▸ SUPPLIED DATA:
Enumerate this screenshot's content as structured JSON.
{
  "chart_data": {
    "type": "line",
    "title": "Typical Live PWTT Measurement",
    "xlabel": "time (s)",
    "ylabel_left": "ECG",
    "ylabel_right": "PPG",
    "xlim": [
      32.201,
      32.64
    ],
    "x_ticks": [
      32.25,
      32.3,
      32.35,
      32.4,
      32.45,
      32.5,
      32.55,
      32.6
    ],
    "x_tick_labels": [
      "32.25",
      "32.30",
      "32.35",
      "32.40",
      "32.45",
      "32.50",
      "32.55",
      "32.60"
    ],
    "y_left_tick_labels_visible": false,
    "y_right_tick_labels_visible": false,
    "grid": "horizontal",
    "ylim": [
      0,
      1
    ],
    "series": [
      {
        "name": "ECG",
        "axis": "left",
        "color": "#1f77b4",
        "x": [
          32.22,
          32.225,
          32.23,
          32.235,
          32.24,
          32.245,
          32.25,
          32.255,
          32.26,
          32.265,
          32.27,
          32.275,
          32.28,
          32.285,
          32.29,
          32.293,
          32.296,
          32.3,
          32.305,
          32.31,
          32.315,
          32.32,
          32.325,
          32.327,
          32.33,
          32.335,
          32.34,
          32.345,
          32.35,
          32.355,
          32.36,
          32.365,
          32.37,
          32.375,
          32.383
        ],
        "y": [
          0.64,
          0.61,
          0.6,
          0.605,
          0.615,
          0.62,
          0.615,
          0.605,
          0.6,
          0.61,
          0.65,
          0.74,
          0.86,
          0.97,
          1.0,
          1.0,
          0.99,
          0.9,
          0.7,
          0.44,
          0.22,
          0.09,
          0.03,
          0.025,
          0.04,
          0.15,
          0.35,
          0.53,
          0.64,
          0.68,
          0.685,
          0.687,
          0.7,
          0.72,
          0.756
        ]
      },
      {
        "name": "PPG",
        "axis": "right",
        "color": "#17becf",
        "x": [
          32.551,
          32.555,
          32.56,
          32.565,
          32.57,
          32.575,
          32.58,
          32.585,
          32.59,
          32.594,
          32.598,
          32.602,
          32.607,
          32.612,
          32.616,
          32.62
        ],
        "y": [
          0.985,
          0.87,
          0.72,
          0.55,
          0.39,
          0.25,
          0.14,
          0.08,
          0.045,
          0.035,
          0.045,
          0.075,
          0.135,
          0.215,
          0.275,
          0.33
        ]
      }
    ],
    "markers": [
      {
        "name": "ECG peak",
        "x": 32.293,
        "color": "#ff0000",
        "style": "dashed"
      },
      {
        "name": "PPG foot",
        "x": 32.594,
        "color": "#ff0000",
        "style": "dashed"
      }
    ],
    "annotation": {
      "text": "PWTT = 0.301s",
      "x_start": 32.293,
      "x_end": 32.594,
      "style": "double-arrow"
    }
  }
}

▸ WHAT TO DO:
Retype all of the data shown above, word for word.

▸ EXPECTED OUTPUT:
Enumerate this screenshot's content as structured JSON.
{
  "chart_data": {
    "type": "line",
    "title": "Typical Live PWTT Measurement",
    "xlabel": "time (s)",
    "ylabel_left": "ECG",
    "ylabel_right": "PPG",
    "xlim": [
      32.201,
      32.64
    ],
    "x_ticks": [
      32.25,
      32.3,
      32.35,
      32.4,
      32.45,
      32.5,
      32.55,
      32.6
    ],
    "x_tick_labels": [
      "32.25",
      "32.30",
      "32.35",
      "32.40",
      "32.45",
      "32.50",
      "32.55",
      "32.60"
    ],
    "y_left_tick_labels_visible": false,
    "y_right_tick_labels_visible": false,
    "grid": "horizontal",
    "ylim": [
      0,
      1
    ],
    "series": [
      {
        "name": "ECG",
        "axis": "left",
        "color": "#1f77b4",
        "x": [
          32.22,
          32.225,
          32.23,
          32.235,
          32.24,
          32.245,
          32.25,
          32.255,
          32.26,
          32.265,
          32.27,
          32.275,
          32.28,
          32.285,
          32.29,
          32.293,
          32.296,
          32.3,
          32.305,
          32.31,
          32.315,
          32.32,
          32.325,
          32.327,
          32.33,
          32.335,
          32.34,
          32.345,
          32.35,
          32.355,
          32.36,
          32.365,
          32.37,
          32.375,
          32.383
        ],
        "y": [
          0.64,
          0.61,
          0.6,
          0.605,
          0.615,
          0.62,
          0.615,
          0.605,
          0.6,
          0.61,
          0.65,
          0.74,
          0.86,
          0.97,
          1.0,
          1.0,
          0.99,
          0.9,
          0.7,
          0.44,
          0.22,
          0.09,
          0.03,
          0.025,
          0.04,
          0.15,
          0.35,
          0.53,
          0.64,
          0.68,
          0.685,
          0.687,
          0.7,
          0.72,
          0.756
        ]
      },
      {
        "name": "PPG",
        "axis": "right",
        "color": "#17becf",
        "x": [
          32.551,
          32.555,
          32.56,
          32.565,
          32.57,
          32.575,
          32.58,
          32.585,
          32.59,
          32.594,
          32.598,
          32.602,
          32.607,
          32.612,
          32.616,
          32.62
        ],
        "y": [
          0.985,
          0.87,
          0.72,
          0.55,
          0.39,
          0.25,
          0.14,
          0.08,
          0.045,
          0.035,
          0.045,
          0.075,
          0.135,
          0.215,
          0.275,
          0.33
        ]
      }
    ],
    "markers": [
      {
        "name": "ECG peak",
        "x": 32.293,
        "color": "#ff0000",
        "style": "dashed"
      },
      {
        "name": "PPG foot",
        "x": 32.594,
        "color": "#ff0000",
        "style": "dashed"
      }
    ],
    "annotation": {
      "text": "PWTT = 0.301s",
      "x_start": 32.293,
      "x_end": 32.594,
      "style": "double-arrow"
    }
  }
}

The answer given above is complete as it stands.